▶ OBJECTIVE:
Copy out every record below with complete accuracy.

Records excerpted from a collection
■ ■ ■

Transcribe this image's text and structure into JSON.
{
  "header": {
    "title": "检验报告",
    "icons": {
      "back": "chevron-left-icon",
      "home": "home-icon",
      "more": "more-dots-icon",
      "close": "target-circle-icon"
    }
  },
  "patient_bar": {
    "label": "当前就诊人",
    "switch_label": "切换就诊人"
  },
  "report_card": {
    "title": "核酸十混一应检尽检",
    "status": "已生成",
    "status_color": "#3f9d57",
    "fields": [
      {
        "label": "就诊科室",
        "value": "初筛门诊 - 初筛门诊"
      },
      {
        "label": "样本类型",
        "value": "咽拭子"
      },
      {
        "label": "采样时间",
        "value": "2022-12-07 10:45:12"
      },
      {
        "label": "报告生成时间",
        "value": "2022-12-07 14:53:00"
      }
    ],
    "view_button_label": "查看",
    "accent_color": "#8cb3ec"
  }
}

■ ■ ■

▶ THE RESPONSE:
Transcribe this image's text and structure into JSON.
{
  "header": {
    "title": "检验报告",
    "icons": {
      "back": "chevron-left-icon",
      "home": "home-icon",
      "more": "more-dots-icon",
      "close": "target-circle-icon"
    }
  },
  "patient_bar": {
    "label": "当前就诊人",
    "switch_label": "切换就诊人"
  },
  "report_card": {
    "title": "核酸十混一应检尽检",
    "status": "已生成",
    "status_color": "#3f9d57",
    "fields": [
      {
        "label": "就诊科室",
        "value": "初筛门诊 - 初筛门诊"
      },
      {
        "label": "样本类型",
        "value": "咽拭子"
      },
      {
        "label": "采样时间",
        "value": "2022-12-07 10:45:12"
      },
      {
        "label": "报告生成时间",
        "value": "2022-12-07 14:53:00"
      }
    ],
    "view_button_label": "查看",
    "accent_color": "#8cb3ec"
  }
}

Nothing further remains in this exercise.